Raw data:

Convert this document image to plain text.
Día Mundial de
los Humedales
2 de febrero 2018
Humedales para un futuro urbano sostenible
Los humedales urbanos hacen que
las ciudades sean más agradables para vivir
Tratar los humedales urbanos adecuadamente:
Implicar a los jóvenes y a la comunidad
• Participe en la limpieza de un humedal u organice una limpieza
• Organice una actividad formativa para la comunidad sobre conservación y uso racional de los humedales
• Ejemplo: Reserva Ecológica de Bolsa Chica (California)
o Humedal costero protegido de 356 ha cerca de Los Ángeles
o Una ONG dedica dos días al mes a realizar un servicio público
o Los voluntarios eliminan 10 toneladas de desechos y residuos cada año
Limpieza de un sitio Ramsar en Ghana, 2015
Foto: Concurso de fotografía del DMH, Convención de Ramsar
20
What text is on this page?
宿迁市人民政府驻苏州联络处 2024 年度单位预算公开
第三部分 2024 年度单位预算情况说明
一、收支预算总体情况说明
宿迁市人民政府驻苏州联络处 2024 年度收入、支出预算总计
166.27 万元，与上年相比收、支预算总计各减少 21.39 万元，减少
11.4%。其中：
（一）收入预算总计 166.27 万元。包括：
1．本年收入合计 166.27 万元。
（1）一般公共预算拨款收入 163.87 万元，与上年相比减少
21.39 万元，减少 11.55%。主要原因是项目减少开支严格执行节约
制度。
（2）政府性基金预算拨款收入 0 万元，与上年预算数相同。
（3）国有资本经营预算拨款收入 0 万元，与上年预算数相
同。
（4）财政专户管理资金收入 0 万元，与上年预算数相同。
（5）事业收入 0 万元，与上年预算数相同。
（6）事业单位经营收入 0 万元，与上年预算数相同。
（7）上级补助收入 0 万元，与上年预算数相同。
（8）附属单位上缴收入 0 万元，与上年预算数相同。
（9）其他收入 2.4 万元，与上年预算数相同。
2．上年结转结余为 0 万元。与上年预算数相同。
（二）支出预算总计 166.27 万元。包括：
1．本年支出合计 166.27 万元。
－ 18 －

Exercise directions: Everything in the listing above should be restated exactly.

Exercise result:
Convert this document image to plain text.
Día Mundial de
los Humedales
2 de febrero 2018
Humedales para un futuro urbano sostenible
Los humedales urbanos hacen que
las ciudades sean más agradables para vivir
Tratar los humedales urbanos adecuadamente:
Implicar a los jóvenes y a la comunidad
• Participe en la limpieza de un humedal u organice una limpieza
• Organice una actividad formativa para la comunidad sobre conservación y uso racional de los humedales
• Ejemplo: Reserva Ecológica de Bolsa Chica (California)
o Humedal costero protegido de 356 ha cerca de Los Ángeles
o Una ONG dedica dos días al mes a realizar un servicio público
o Los voluntarios eliminan 10 toneladas de desechos y residuos cada año
Limpieza de un sitio Ramsar en Ghana, 2015
Foto: Concurso de fotografía del DMH, Convención de Ramsar
20
What text is on this page?
宿迁市人民政府驻苏州联络处 2024 年度单位预算公开
第三部分 2024 年度单位预算情况说明
一、收支预算总体情况说明
宿迁市人民政府驻苏州联络处 2024 年度收入、支出预算总计
166.27 万元，与上年相比收、支预算总计各减少 21.39 万元，减少
11.4%。其中：
（一）收入预算总计 166.27 万元。包括：
1．本年收入合计 166.27 万元。
（1）一般公共预算拨款收入 163.87 万元，与上年相比减少
21.39 万元，减少 11.55%。主要原因是项目减少开支严格执行节约
制度。
（2）政府性基金预算拨款收入 0 万元，与上年预算数相同。
（3）国有资本经营预算拨款收入 0 万元，与上年预算数相
同。
（4）财政专户管理资金收入 0 万元，与上年预算数相同。
（5）事业收入 0 万元，与上年预算数相同。
（6）事业单位经营收入 0 万元，与上年预算数相同。
（7）上级补助收入 0 万元，与上年预算数相同。
（8）附属单位上缴收入 0 万元，与上年预算数相同。
（9）其他收入 2.4 万元，与上年预算数相同。
2．上年结转结余为 0 万元。与上年预算数相同。
（二）支出预算总计 166.27 万元。包括：
1．本年支出合计 166.27 万元。
－ 18 －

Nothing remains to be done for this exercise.